Goal
Reproduce each of the lines word for word.

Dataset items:
■ ■ ■

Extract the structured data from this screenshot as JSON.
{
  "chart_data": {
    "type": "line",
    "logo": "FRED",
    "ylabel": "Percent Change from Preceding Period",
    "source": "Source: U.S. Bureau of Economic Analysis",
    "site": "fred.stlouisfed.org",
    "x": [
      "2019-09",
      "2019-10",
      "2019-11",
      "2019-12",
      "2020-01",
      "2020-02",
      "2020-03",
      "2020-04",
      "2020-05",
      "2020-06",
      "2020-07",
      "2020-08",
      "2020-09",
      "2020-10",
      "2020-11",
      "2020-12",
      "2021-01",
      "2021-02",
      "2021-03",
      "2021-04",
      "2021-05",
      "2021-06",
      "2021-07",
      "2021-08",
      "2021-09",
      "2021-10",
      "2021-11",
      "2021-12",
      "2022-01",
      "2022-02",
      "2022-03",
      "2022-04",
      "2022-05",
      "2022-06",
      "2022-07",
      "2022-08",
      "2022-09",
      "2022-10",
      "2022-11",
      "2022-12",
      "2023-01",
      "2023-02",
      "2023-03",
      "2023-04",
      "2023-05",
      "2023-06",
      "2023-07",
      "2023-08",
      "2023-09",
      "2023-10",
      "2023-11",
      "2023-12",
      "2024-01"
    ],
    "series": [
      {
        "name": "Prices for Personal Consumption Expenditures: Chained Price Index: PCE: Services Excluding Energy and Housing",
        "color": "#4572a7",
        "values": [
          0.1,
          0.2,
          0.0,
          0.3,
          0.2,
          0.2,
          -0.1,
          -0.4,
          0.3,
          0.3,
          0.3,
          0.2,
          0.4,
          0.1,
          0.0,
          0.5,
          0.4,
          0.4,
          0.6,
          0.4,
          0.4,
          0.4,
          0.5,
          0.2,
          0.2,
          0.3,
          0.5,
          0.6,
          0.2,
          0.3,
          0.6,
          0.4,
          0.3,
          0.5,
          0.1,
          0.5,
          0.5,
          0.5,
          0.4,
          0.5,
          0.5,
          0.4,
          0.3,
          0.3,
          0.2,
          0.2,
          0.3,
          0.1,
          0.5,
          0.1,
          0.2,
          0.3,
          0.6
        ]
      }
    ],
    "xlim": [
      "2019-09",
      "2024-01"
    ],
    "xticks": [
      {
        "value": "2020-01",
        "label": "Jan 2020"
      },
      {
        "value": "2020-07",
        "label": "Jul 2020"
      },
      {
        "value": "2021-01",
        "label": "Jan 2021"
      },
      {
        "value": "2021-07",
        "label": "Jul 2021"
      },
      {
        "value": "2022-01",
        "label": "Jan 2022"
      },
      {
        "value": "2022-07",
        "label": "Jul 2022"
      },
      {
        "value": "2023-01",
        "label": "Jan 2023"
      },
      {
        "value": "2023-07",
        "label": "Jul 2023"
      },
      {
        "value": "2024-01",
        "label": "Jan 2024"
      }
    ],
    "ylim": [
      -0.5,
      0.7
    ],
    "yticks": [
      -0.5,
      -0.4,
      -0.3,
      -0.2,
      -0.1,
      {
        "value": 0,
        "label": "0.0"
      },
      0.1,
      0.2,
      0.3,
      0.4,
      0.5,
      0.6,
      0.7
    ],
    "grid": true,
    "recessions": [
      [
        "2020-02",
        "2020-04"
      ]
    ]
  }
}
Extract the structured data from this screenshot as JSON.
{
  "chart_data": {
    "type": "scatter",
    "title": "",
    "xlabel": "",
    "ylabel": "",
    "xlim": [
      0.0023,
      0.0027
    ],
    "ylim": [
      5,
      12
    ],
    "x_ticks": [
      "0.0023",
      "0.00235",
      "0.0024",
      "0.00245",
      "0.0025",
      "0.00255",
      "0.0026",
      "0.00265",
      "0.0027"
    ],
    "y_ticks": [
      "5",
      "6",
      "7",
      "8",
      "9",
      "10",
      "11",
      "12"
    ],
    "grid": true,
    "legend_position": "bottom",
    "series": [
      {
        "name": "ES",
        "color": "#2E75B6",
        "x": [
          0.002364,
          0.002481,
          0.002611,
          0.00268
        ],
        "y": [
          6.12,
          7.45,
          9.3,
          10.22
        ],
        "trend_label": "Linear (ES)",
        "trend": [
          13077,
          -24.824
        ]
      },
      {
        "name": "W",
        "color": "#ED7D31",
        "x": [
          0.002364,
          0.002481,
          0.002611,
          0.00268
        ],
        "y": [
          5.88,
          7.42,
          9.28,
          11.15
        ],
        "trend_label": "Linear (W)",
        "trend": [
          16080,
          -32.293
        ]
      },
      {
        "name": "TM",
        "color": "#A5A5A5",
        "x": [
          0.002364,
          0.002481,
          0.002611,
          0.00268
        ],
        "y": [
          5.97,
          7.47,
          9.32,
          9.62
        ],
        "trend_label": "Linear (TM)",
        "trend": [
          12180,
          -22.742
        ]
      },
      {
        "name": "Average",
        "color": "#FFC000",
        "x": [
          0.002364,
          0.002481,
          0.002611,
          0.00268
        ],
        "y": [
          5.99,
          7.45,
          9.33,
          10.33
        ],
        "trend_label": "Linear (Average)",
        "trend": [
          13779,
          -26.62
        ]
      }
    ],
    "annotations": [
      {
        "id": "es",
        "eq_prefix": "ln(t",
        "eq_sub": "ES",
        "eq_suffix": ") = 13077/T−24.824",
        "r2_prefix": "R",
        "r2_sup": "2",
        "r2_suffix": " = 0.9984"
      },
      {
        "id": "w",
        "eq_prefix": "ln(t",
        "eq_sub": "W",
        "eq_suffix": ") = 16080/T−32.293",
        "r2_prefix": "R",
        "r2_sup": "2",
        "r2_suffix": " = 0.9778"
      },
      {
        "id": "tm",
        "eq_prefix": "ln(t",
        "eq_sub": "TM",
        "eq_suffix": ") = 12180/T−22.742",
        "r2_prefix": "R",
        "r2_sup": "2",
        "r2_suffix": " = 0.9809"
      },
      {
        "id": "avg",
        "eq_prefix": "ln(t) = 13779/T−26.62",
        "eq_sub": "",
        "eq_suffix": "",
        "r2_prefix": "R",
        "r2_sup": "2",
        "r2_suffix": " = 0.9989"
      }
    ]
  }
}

■ ■ ■

Full response
Extract the structured data from this screenshot as JSON.
{
  "chart_data": {
    "type": "line",
    "logo": "FRED",
    "ylabel": "Percent Change from Preceding Period",
    "source": "Source: U.S. Bureau of Economic Analysis",
    "site": "fred.stlouisfed.org",
    "x": [
      "2019-09",
      "2019-10",
      "2019-11",
      "2019-12",
      "2020-01",
      "2020-02",
      "2020-03",
      "2020-04",
      "2020-05",
      "2020-06",
      "2020-07",
      "2020-08",
      "2020-09",
      "2020-10",
      "2020-11",
      "2020-12",
      "2021-01",
      "2021-02",
      "2021-03",
      "2021-04",
      "2021-05",
      "2021-06",
      "2021-07",
      "2021-08",
      "2021-09",
      "2021-10",
      "2021-11",
      "2021-12",
      "2022-01",
      "2022-02",
      "2022-03",
      "2022-04",
      "2022-05",
      "2022-06",
      "2022-07",
      "2022-08",
      "2022-09",
      "2022-10",
      "2022-11",
      "2022-12",
      "2023-01",
      "2023-02",
      "2023-03",
      "2023-04",
      "2023-05",
      "2023-06",
      "2023-07",
      "2023-08",
      "2023-09",
      "2023-10",
      "2023-11",
      "2023-12",
      "2024-01"
    ],
    "series": [
      {
        "name": "Prices for Personal Consumption Expenditures: Chained Price Index: PCE: Services Excluding Energy and Housing",
        "color": "#4572a7",
        "values": [
          0.1,
          0.2,
          0.0,
          0.3,
          0.2,
          0.2,
          -0.1,
          -0.4,
          0.3,
          0.3,
          0.3,
          0.2,
          0.4,
          0.1,
          0.0,
          0.5,
          0.4,
          0.4,
          0.6,
          0.4,
          0.4,
          0.4,
          0.5,
          0.2,
          0.2,
          0.3,
          0.5,
          0.6,
          0.2,
          0.3,
          0.6,
          0.4,
          0.3,
          0.5,
          0.1,
          0.5,
          0.5,
          0.5,
          0.4,
          0.5,
          0.5,
          0.4,
          0.3,
          0.3,
          0.2,
          0.2,
          0.3,
          0.1,
          0.5,
          0.1,
          0.2,
          0.3,
          0.6
        ]
      }
    ],
    "xlim": [
      "2019-09",
      "2024-01"
    ],
    "xticks": [
      {
        "value": "2020-01",
        "label": "Jan 2020"
      },
      {
        "value": "2020-07",
        "label": "Jul 2020"
      },
      {
        "value": "2021-01",
        "label": "Jan 2021"
      },
      {
        "value": "2021-07",
        "label": "Jul 2021"
      },
      {
        "value": "2022-01",
        "label": "Jan 2022"
      },
      {
        "value": "2022-07",
        "label": "Jul 2022"
      },
      {
        "value": "2023-01",
        "label": "Jan 2023"
      },
      {
        "value": "2023-07",
        "label": "Jul 2023"
      },
      {
        "value": "2024-01",
        "label": "Jan 2024"
      }
    ],
    "ylim": [
      -0.5,
      0.7
    ],
    "yticks": [
      -0.5,
      -0.4,
      -0.3,
      -0.2,
      -0.1,
      {
        "value": 0,
        "label": "0.0"
      },
      0.1,
      0.2,
      0.3,
      0.4,
      0.5,
      0.6,
      0.7
    ],
    "grid": true,
    "recessions": [
      [
        "2020-02",
        "2020-04"
      ]
    ]
  }
}
Extract the structured data from this screenshot as JSON.
{
  "chart_data": {
    "type": "scatter",
    "title": "",
    "xlabel": "",
    "ylabel": "",
    "xlim": [
      0.0023,
      0.0027
    ],
    "ylim": [
      5,
      12
    ],
    "x_ticks": [
      "0.0023",
      "0.00235",
      "0.0024",
      "0.00245",
      "0.0025",
      "0.00255",
      "0.0026",
      "0.00265",
      "0.0027"
    ],
    "y_ticks": [
      "5",
      "6",
      "7",
      "8",
      "9",
      "10",
      "11",
      "12"
    ],
    "grid": true,
    "legend_position": "bottom",
    "series": [
      {
        "name": "ES",
        "color": "#2E75B6",
        "x": [
          0.002364,
          0.002481,
          0.002611,
          0.00268
        ],
        "y": [
          6.12,
          7.45,
          9.3,
          10.22
        ],
        "trend_label": "Linear (ES)",
        "trend": [
          13077,
          -24.824
        ]
      },
      {
        "name": "W",
        "color": "#ED7D31",
        "x": [
          0.002364,
          0.002481,
          0.002611,
          0.00268
        ],
        "y": [
          5.88,
          7.42,
          9.28,
          11.15
        ],
        "trend_label": "Linear (W)",
        "trend": [
          16080,
          -32.293
        ]
      },
      {
        "name": "TM",
        "color": "#A5A5A5",
        "x": [
          0.002364,
          0.002481,
          0.002611,
          0.00268
        ],
        "y": [
          5.97,
          7.47,
          9.32,
          9.62
        ],
        "trend_label": "Linear (TM)",
        "trend": [
          12180,
          -22.742
        ]
      },
      {
        "name": "Average",
        "color": "#FFC000",
        "x": [
          0.002364,
          0.002481,
          0.002611,
          0.00268
        ],
        "y": [
          5.99,
          7.45,
          9.33,
          10.33
        ],
        "trend_label": "Linear (Average)",
        "trend": [
          13779,
          -26.62
        ]
      }
    ],
    "annotations": [
      {
        "id": "es",
        "eq_prefix": "ln(t",
        "eq_sub": "ES",
        "eq_suffix": ") = 13077/T−24.824",
        "r2_prefix": "R",
        "r2_sup": "2",
        "r2_suffix": " = 0.9984"
      },
      {
        "id": "w",
        "eq_prefix": "ln(t",
        "eq_sub": "W",
        "eq_suffix": ") = 16080/T−32.293",
        "r2_prefix": "R",
        "r2_sup": "2",
        "r2_suffix": " = 0.9778"
      },
      {
        "id": "tm",
        "eq_prefix": "ln(t",
        "eq_sub": "TM",
        "eq_suffix": ") = 12180/T−22.742",
        "r2_prefix": "R",
        "r2_sup": "2",
        "r2_suffix": " = 0.9809"
      },
      {
        "id": "avg",
        "eq_prefix": "ln(t) = 13779/T−26.62",
        "eq_sub": "",
        "eq_suffix": "",
        "r2_prefix": "R",
        "r2_sup": "2",
        "r2_suffix": " = 0.9989"
      }
    ]
  }
}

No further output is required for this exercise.